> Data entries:

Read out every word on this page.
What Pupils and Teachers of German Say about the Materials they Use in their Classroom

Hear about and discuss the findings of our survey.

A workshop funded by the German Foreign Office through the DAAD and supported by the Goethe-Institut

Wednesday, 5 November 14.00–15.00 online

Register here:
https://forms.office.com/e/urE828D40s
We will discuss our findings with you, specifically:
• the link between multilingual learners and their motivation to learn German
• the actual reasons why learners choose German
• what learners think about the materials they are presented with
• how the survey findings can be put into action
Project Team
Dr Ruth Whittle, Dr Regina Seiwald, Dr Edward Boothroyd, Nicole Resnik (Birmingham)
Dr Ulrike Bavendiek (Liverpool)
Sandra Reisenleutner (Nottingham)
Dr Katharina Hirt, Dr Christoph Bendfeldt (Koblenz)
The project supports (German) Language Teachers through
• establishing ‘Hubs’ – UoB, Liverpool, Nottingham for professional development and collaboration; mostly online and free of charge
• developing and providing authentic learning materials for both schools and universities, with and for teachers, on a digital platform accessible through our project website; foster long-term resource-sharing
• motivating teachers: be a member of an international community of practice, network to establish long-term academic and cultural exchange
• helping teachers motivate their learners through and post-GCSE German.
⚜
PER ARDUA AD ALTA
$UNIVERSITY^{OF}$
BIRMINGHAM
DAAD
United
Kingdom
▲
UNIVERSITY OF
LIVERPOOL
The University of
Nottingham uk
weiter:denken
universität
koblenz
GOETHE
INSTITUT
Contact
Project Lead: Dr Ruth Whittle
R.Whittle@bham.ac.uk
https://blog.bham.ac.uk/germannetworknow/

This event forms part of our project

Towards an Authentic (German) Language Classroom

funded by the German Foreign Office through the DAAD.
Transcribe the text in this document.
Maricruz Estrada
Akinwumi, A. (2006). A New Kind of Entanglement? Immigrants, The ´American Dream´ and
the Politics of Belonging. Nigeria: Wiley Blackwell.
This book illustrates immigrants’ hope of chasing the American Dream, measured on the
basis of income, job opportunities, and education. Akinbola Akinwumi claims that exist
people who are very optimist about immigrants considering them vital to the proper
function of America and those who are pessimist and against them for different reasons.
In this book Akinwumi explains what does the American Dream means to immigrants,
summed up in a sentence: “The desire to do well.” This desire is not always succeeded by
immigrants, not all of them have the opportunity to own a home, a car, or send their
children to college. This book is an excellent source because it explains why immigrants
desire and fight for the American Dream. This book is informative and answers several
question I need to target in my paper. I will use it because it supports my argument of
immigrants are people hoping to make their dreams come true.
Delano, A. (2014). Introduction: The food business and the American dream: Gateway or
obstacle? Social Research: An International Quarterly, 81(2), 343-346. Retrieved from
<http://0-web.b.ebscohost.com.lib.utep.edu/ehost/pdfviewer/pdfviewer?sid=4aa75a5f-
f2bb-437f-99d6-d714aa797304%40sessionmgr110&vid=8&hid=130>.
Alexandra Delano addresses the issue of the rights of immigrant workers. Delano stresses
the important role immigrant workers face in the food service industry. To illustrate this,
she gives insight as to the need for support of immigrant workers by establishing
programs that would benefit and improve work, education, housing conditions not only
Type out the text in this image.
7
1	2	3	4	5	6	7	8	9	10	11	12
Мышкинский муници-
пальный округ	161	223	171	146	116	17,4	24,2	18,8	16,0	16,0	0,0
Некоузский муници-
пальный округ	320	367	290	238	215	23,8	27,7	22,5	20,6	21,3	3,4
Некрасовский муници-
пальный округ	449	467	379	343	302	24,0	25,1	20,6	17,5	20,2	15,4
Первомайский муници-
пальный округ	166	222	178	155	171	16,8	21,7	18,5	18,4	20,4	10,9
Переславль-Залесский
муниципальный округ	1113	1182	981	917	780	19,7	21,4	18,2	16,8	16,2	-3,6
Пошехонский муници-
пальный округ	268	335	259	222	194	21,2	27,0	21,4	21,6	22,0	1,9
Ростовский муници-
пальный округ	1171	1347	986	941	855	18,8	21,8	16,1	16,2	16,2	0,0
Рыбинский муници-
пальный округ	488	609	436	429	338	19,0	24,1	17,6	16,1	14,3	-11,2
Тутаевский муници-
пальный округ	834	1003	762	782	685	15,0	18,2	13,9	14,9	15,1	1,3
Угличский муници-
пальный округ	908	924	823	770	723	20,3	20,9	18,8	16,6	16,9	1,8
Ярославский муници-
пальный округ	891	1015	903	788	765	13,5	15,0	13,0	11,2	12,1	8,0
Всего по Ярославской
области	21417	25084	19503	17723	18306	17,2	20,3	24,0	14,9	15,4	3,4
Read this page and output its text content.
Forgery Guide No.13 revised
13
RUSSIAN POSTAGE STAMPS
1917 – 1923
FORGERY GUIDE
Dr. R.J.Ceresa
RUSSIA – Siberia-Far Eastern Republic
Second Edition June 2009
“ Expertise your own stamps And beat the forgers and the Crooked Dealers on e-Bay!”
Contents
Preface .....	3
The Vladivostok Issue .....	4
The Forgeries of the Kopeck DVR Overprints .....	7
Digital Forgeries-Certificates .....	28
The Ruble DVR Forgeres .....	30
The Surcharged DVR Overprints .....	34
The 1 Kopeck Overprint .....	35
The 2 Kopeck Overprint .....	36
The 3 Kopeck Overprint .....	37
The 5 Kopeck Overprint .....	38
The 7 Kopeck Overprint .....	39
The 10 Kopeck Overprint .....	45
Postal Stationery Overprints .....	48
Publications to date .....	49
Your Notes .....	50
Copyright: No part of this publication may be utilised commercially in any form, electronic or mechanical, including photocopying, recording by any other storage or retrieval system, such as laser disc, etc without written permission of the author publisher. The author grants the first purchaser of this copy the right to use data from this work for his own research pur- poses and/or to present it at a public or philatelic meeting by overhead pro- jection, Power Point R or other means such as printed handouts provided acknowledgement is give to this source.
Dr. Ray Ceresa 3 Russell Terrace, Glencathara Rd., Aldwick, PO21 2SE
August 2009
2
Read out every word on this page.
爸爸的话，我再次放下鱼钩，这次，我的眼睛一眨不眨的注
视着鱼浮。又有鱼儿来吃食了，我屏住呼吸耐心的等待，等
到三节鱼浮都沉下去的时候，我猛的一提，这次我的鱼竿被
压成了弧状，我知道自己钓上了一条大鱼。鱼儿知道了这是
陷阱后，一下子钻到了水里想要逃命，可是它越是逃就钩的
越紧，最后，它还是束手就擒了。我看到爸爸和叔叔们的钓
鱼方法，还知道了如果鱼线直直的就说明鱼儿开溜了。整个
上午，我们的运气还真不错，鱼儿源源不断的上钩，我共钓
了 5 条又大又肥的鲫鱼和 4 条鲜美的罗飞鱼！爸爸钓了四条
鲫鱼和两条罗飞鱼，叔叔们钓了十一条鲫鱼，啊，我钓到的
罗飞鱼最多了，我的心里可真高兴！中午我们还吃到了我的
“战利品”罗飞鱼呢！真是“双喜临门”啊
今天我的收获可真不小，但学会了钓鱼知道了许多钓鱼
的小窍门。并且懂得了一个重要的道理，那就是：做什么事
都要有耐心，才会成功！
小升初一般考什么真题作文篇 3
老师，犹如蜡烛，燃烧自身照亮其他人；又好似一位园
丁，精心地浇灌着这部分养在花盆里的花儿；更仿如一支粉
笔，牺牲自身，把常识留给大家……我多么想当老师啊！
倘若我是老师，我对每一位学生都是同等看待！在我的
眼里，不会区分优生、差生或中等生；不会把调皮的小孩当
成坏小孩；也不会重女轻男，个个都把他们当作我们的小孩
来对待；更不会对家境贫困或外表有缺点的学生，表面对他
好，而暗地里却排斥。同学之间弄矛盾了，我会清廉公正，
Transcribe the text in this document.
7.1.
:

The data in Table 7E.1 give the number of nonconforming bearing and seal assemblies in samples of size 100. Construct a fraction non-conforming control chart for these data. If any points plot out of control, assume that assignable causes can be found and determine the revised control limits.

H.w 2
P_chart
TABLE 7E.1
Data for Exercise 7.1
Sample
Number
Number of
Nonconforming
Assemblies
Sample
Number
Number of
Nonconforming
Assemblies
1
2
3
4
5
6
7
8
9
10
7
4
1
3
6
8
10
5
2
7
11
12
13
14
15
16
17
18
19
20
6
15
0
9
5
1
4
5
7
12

> GOAL OF THE EXERCISE:
Scan the material above. Return every line containing the string "bham".

> WRITTEN ANSWER:
R.Whittle@bham.ac.uk
https://blog.bham.ac.uk/germannetworknow/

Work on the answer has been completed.